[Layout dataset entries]
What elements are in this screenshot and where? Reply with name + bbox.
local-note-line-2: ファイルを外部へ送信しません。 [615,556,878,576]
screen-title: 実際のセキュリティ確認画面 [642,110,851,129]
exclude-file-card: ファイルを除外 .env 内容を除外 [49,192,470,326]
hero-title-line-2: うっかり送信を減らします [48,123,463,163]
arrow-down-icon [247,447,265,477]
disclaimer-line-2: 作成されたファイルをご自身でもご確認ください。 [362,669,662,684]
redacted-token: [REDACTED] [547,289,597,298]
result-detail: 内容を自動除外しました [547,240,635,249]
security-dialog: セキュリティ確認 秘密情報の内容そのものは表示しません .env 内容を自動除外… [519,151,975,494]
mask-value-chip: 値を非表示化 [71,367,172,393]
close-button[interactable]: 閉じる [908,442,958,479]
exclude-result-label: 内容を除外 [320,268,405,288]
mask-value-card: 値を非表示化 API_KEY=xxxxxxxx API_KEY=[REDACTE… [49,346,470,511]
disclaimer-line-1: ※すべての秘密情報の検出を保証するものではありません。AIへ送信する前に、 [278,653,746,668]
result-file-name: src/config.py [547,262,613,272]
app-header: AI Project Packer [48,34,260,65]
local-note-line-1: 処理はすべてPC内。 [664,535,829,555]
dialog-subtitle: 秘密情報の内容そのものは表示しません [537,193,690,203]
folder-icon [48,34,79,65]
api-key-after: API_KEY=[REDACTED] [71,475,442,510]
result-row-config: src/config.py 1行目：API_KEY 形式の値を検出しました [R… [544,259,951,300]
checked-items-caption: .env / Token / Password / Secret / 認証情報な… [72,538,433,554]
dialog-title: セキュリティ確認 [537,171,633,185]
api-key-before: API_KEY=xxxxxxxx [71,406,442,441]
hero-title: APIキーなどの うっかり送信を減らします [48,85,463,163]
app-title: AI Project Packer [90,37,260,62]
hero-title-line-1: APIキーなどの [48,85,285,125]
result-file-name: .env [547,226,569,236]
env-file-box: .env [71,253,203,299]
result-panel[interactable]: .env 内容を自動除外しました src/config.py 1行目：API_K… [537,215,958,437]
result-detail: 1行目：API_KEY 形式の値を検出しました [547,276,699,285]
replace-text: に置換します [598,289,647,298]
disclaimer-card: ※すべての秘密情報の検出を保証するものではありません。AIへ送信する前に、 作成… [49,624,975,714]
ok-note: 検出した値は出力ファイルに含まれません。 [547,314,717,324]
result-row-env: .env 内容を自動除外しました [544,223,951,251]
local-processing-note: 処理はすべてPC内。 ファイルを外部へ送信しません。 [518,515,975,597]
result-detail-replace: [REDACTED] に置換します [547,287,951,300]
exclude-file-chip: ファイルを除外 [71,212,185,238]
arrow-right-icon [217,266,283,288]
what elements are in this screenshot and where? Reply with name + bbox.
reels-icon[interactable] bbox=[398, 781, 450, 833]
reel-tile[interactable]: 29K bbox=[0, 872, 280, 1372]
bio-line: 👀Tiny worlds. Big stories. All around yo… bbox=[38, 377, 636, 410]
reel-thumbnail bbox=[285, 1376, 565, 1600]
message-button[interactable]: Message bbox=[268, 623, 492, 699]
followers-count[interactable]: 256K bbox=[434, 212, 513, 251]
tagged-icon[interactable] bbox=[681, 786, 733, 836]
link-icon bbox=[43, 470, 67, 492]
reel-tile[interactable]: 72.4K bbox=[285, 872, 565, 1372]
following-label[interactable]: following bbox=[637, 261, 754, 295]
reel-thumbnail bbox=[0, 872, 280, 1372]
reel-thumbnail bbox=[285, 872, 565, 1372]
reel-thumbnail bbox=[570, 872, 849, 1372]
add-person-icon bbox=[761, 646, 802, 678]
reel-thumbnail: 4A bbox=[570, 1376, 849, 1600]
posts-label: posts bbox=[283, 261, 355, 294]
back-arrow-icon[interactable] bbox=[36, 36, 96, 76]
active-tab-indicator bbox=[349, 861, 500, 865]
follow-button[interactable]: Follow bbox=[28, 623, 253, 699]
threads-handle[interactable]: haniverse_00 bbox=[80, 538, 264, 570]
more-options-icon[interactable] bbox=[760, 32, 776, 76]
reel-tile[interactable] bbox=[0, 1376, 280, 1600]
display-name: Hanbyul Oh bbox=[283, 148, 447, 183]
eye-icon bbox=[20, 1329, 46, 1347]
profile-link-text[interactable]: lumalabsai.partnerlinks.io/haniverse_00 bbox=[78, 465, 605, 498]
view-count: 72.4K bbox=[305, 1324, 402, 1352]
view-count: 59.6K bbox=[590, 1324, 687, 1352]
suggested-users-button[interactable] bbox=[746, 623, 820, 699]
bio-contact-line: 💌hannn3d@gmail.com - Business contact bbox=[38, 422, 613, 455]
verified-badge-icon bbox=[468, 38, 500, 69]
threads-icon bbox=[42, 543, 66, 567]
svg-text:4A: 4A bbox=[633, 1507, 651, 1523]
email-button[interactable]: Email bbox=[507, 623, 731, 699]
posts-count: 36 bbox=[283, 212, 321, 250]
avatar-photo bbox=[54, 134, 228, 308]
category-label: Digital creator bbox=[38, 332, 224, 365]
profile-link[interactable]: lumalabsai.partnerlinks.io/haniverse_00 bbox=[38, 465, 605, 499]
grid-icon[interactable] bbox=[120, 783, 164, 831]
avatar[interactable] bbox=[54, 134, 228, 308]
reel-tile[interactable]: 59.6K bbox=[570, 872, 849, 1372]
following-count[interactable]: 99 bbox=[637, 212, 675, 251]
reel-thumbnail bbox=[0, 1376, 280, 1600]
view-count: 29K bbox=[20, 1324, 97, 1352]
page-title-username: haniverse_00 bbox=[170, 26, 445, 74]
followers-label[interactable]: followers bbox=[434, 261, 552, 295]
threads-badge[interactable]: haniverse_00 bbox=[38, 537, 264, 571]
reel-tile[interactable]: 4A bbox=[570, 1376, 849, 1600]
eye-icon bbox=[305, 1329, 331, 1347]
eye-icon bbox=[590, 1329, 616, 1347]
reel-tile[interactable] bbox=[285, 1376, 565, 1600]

◆ Goal of the exercise ◆
Copy the entries from their first line through the line containing "dialog-title: セキュリティ確認 [537,171,633,185]", both ends included.

◆ Answer to the exercise ◆
What elements are in this screenshot and where? Reply with name + bbox.
local-note-line-2: ファイルを外部へ送信しません。 [615,556,878,576]
screen-title: 実際のセキュリティ確認画面 [642,110,851,129]
exclude-file-card: ファイルを除外 .env 内容を除外 [49,192,470,326]
hero-title-line-2: うっかり送信を減らします [48,123,463,163]
arrow-down-icon [247,447,265,477]
disclaimer-line-2: 作成されたファイルをご自身でもご確認ください。 [362,669,662,684]
redacted-token: [REDACTED] [547,289,597,298]
result-detail: 内容を自動除外しました [547,240,635,249]
security-dialog: セキュリティ確認 秘密情報の内容そのものは表示しません .env 内容を自動除外… [519,151,975,494]
mask-value-chip: 値を非表示化 [71,367,172,393]
close-button[interactable]: 閉じる [908,442,958,479]
exclude-result-label: 内容を除外 [320,268,405,288]
mask-value-card: 値を非表示化 API_KEY=xxxxxxxx API_KEY=[REDACTE… [49,346,470,511]
disclaimer-line-1: ※すべての秘密情報の検出を保証するものではありません。AIへ送信する前に、 [278,653,746,668]
result-file-name: src/config.py [547,262,613,272]
app-header: AI Project Packer [48,34,260,65]
local-note-line-1: 処理はすべてPC内。 [664,535,829,555]
dialog-subtitle: 秘密情報の内容そのものは表示しません [537,193,690,203]
folder-icon [48,34,79,65]
api-key-after: API_KEY=[REDACTED] [71,475,442,510]
result-row-config: src/config.py 1行目：API_KEY 形式の値を検出しました [R… [544,259,951,300]
checked-items-caption: .env / Token / Password / Secret / 認証情報な… [72,538,433,554]
dialog-title: セキュリティ確認 [537,171,633,185]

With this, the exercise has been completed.